• Exercise aim:
Copy out all the lines where "Love" shows up.

Collected data
▶

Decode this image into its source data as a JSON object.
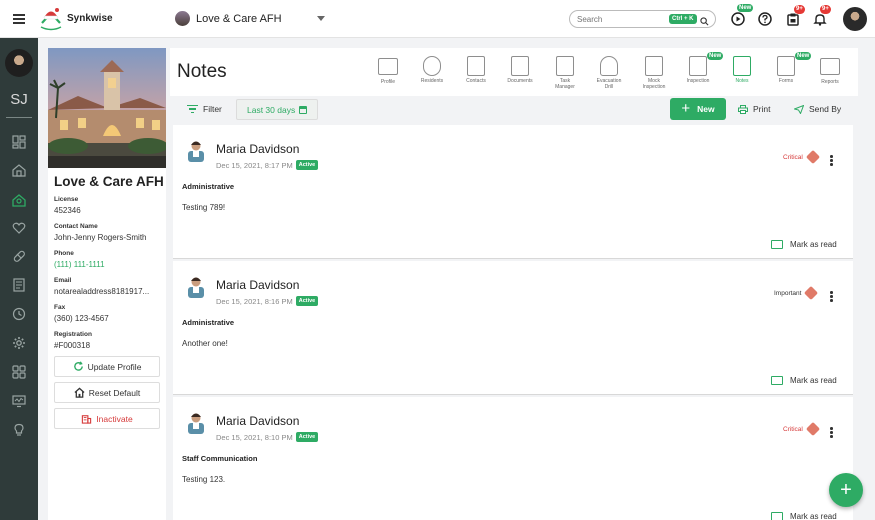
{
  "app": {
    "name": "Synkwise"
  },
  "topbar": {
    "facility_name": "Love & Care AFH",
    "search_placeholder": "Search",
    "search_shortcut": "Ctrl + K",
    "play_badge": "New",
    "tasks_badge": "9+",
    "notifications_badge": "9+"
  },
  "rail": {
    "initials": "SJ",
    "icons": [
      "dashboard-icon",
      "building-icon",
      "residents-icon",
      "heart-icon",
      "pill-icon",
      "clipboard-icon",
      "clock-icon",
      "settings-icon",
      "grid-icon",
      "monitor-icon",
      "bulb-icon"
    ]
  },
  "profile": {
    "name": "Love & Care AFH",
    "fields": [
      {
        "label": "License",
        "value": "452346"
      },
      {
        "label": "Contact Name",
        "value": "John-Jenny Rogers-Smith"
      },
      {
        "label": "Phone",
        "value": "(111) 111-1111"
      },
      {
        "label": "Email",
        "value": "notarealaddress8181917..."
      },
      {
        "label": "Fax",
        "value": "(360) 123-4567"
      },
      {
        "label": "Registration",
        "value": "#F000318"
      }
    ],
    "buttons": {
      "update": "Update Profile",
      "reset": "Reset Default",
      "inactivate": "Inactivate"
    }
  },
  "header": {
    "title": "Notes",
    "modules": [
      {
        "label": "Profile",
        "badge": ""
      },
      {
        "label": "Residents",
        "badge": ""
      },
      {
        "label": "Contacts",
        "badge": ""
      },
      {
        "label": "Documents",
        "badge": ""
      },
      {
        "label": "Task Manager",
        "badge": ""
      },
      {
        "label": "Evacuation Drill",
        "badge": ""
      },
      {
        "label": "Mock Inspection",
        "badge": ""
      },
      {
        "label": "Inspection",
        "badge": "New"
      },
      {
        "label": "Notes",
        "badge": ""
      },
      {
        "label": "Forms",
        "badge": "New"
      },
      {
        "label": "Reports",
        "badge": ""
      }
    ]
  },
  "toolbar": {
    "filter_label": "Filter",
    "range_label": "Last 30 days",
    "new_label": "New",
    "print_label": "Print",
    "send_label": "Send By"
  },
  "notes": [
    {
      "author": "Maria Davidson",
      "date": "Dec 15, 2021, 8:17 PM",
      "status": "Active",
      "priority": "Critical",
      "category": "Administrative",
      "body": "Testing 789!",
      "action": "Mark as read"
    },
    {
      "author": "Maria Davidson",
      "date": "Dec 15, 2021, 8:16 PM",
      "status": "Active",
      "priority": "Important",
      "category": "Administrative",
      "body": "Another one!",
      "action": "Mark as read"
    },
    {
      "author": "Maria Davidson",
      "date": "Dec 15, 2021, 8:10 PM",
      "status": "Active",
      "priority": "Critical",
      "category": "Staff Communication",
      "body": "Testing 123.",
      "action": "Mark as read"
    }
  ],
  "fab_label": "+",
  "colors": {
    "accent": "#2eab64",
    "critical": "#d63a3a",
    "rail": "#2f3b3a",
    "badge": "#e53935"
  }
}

◀

• Final answer:
    "facility_name": "Love & Care AFH",
    "name": "Love & Care AFH",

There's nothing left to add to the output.